CONSEGNA SCRITTA:
Rispondi a queste domande sul brano relativo all'art. 2059 cod. civ., numerando le risposte allo stesso modo:
1. Con quale sentenza della Cassazione inizia l'orientamento descritto?
2. Alla luce di che cosa va individuato il contenuto dell'obbligazione contrattuale?
3. Quale articolo del codice civile richiede che la prestazione corrisponda a un interesse «anche non patrimoniale» del creditore?

TESTO DA LEGGERE:

• • • • • • •

La Cassazione, a partire dalla citata sentenza n. 26972 del 2008, ha ritenuto che l’art. 2059
cod. civ., nonostante manchi una espressa norma di collegamento, sia applicabile anche in
ambito contrattuale. In particolare, in assenza di una espressa previsione di legge che
contempli tale danno, è necessario che il contenuto dell’obbligazione contrattuale,
individuato anche alla luce della causa in concreto e dunque della ragione pratica
dell’affare, sia costituito dal dovere di protezione di un diritto fondamentale della persona
del creditore. Invero, l’art. 1174 cod. civ., prevedendo che la prestazione che forma
oggetto dell'obbligazione deve corrispondere a un interesse, «anche non patrimoniale», del
creditore, sembra assegnare all’autonomia negoziale delle parti il potere di selezionare gli
interessi tutelabili con conseguente applicabilità del meccanismo risarcitorio in esame
anche a prescindere dall’esistenza di un diritto costituzionalmente protetto ovvero di una
espressa previsione legislativa.

• • • • • • •

DATI FORNITI:
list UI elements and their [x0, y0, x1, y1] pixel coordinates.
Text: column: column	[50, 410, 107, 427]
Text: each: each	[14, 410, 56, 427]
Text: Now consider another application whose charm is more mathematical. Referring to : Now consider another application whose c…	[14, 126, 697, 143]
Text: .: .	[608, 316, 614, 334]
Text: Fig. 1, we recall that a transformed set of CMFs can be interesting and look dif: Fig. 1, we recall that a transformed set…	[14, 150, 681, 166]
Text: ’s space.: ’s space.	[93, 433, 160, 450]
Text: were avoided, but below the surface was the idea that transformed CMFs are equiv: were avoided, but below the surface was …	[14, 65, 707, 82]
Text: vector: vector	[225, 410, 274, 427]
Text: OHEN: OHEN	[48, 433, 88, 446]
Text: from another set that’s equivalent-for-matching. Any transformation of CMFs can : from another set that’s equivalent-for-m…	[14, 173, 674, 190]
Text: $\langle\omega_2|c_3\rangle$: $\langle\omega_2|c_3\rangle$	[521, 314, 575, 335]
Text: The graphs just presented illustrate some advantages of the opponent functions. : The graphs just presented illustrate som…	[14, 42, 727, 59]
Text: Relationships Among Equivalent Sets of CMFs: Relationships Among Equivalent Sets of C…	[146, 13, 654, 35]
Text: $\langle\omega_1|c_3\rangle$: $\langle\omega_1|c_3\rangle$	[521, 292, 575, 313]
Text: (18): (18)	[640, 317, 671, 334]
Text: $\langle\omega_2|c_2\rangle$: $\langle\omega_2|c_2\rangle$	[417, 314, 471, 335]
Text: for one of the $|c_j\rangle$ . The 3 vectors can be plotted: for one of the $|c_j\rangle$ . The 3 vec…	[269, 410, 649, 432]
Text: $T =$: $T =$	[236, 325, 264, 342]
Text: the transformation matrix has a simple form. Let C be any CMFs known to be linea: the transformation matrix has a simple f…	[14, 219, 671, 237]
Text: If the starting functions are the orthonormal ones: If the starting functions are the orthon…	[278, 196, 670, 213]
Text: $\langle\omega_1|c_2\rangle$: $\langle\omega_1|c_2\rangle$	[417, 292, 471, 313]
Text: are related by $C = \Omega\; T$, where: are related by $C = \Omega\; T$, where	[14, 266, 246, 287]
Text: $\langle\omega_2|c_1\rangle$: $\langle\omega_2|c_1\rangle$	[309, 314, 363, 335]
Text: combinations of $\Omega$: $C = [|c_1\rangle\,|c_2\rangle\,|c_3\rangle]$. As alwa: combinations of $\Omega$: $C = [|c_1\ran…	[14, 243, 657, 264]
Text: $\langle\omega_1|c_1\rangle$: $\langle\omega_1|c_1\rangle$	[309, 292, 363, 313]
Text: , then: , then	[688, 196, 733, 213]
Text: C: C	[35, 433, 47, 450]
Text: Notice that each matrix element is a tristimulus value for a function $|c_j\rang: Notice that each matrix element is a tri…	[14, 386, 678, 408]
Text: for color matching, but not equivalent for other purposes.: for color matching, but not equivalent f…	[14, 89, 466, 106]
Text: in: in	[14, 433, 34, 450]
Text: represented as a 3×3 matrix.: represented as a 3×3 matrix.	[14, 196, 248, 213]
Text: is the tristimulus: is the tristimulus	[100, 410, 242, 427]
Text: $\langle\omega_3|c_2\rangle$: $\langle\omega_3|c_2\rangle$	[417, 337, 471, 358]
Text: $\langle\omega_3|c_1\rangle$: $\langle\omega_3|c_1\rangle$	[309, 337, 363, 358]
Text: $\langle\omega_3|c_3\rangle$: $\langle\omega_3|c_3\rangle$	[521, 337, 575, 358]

• • • • • • •

RISULTATO:
1. Con la sentenza n. 26972 del 2008.
2. Alla luce della causa in concreto, cioè della ragione pratica dell'affare.
3. L'art. 1174 cod. civ.